• Aim of the task:
Pick every line from the data that holds the word "ἀσθενοῦντας".

** START OF Input for this task **

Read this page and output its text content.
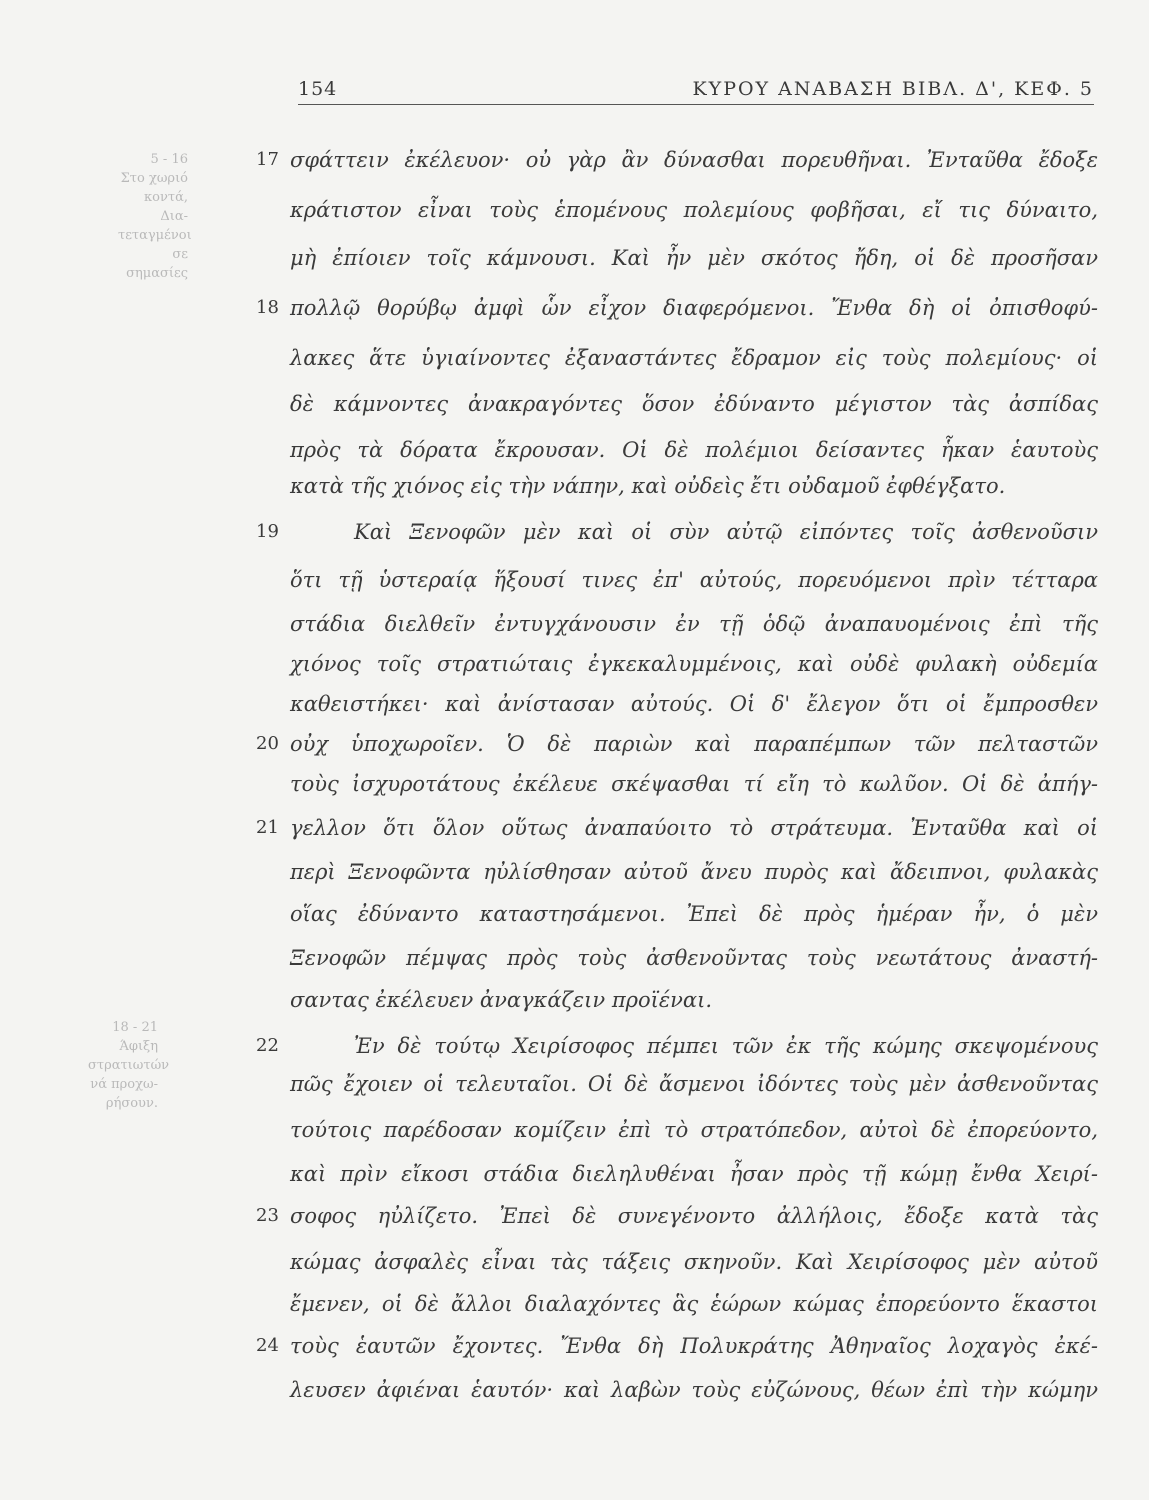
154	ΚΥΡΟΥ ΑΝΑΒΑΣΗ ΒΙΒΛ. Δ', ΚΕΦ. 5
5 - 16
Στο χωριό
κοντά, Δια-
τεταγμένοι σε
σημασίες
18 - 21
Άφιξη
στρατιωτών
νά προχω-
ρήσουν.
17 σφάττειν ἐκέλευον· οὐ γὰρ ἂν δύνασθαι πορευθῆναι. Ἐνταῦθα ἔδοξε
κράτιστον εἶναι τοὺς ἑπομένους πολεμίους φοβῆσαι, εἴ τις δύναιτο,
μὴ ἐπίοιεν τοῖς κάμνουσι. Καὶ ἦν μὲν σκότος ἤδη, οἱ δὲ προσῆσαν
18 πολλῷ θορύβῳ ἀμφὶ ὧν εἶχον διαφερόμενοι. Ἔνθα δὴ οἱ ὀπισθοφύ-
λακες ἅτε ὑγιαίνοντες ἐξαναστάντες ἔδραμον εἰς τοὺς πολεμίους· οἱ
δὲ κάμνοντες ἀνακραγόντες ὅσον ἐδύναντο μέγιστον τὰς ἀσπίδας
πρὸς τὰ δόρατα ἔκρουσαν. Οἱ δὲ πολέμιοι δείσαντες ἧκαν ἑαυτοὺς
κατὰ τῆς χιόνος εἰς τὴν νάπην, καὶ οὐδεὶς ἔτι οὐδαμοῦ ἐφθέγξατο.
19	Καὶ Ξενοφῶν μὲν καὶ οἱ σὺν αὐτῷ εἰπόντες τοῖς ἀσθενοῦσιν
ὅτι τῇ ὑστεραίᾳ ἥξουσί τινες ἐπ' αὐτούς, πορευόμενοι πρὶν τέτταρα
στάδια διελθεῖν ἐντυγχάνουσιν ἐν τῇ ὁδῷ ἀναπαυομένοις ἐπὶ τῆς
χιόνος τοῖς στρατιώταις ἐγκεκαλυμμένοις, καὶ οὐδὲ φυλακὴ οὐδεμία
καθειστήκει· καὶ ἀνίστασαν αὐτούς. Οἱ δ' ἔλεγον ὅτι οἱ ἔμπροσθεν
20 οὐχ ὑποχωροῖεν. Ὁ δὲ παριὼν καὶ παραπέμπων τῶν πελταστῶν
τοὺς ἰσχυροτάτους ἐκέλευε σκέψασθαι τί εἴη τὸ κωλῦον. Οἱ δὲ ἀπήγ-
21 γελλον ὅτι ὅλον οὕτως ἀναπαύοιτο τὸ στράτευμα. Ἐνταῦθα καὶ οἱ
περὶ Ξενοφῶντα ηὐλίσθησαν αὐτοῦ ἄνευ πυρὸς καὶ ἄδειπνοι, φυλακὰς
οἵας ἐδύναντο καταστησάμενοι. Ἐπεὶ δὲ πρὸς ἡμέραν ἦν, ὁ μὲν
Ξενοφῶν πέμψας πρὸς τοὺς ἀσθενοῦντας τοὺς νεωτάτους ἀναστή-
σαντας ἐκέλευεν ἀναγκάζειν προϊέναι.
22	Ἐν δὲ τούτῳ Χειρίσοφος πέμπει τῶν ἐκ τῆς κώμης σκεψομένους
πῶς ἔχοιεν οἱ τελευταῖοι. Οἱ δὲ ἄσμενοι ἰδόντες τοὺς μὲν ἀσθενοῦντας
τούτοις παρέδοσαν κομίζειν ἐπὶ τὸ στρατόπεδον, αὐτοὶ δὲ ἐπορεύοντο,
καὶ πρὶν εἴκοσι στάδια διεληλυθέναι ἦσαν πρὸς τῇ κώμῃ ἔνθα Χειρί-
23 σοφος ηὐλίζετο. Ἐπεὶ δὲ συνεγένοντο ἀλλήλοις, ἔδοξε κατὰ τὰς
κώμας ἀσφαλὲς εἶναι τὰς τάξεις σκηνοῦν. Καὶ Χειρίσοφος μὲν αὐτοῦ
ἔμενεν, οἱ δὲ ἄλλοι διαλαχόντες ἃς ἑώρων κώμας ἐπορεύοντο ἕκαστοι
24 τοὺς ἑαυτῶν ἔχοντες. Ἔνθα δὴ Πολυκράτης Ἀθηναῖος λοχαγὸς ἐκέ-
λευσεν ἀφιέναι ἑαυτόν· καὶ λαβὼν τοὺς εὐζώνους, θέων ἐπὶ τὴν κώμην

** END OF Input for this task **

• Expected output:
Ξενοφῶν πέμψας πρὸς τοὺς ἀσθενοῦντας τοὺς νεωτάτους ἀναστή-
πῶς ἔχοιεν οἱ τελευταῖοι. Οἱ δὲ ἄσμενοι ἰδόντες τοὺς μὲν ἀσθενοῦντας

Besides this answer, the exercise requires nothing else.